--- START OF ITEMS ---

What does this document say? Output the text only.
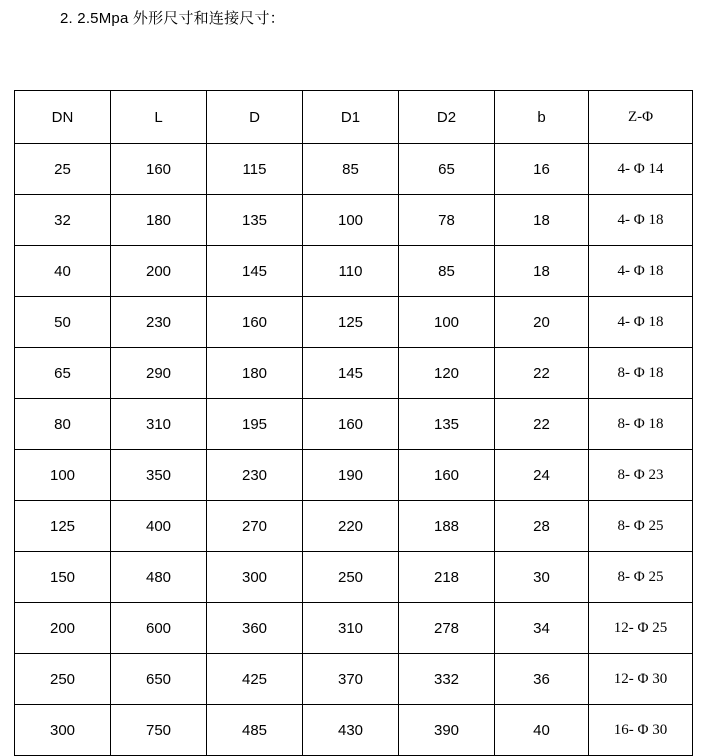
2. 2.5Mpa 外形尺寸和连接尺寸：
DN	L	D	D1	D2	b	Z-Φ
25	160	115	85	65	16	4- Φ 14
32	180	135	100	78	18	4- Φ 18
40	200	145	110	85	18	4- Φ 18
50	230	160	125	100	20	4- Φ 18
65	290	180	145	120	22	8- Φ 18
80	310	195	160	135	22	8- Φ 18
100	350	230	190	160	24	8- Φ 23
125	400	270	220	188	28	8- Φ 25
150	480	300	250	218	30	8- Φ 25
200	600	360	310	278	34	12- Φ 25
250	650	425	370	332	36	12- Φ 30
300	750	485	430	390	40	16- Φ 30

--- END OF ITEMS ---

WHAT THE EXERCISE ASKS:
Quote everything in the listing above exactly; pictures are the only thing to omit.

TASK RESULT:
What does this document say? Output the text only.
2. 2.5Mpa 外形尺寸和连接尺寸：
DN	L	D	D1	D2	b	Z-Φ
25	160	115	85	65	16	4- Φ 14
32	180	135	100	78	18	4- Φ 18
40	200	145	110	85	18	4- Φ 18
50	230	160	125	100	20	4- Φ 18
65	290	180	145	120	22	8- Φ 18
80	310	195	160	135	22	8- Φ 18
100	350	230	190	160	24	8- Φ 23
125	400	270	220	188	28	8- Φ 25
150	480	300	250	218	30	8- Φ 25
200	600	360	310	278	34	12- Φ 25
250	650	425	370	332	36	12- Φ 30
300	750	485	430	390	40	16- Φ 30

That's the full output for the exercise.